→ **TASK DIRECTIONS**:
Your task is to transcribe the data in full.

→ **DATASET RECORDS**:
◇ ◇ ◇
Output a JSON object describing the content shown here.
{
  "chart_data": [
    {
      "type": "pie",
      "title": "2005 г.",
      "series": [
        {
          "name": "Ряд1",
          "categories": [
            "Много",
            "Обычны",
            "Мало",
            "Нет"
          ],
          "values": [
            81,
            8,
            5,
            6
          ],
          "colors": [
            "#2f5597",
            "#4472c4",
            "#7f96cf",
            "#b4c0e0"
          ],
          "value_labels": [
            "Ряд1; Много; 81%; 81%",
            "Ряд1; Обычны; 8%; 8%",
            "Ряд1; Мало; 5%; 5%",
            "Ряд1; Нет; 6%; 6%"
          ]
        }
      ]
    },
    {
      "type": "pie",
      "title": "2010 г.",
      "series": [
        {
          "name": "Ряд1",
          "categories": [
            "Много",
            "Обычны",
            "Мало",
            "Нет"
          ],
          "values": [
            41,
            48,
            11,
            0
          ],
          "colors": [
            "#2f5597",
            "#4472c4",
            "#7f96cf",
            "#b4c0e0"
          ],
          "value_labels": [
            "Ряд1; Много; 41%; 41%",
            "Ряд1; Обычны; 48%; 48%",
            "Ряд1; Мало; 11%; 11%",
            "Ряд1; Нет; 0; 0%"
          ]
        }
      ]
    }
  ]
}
◇ ◇ ◇
→ **SOLVED PROBLEM**:
Output a JSON object describing the content shown here.
{
  "chart_data": [
    {
      "type": "pie",
      "title": "2005 г.",
      "series": [
        {
          "name": "Ряд1",
          "categories": [
            "Много",
            "Обычны",
            "Мало",
            "Нет"
          ],
          "values": [
            81,
            8,
            5,
            6
          ],
          "colors": [
            "#2f5597",
            "#4472c4",
            "#7f96cf",
            "#b4c0e0"
          ],
          "value_labels": [
            "Ряд1; Много; 81%; 81%",
            "Ряд1; Обычны; 8%; 8%",
            "Ряд1; Мало; 5%; 5%",
            "Ряд1; Нет; 6%; 6%"
          ]
        }
      ]
    },
    {
      "type": "pie",
      "title": "2010 г.",
      "series": [
        {
          "name": "Ряд1",
          "categories": [
            "Много",
            "Обычны",
            "Мало",
            "Нет"
          ],
          "values": [
            41,
            48,
            11,
            0
          ],
          "colors": [
            "#2f5597",
            "#4472c4",
            "#7f96cf",
            "#b4c0e0"
          ],
          "value_labels": [
            "Ряд1; Много; 41%; 41%",
            "Ряд1; Обычны; 48%; 48%",
            "Ряд1; Мало; 11%; 11%",
            "Ряд1; Нет; 0; 0%"
          ]
        }
      ]
    }
  ]
}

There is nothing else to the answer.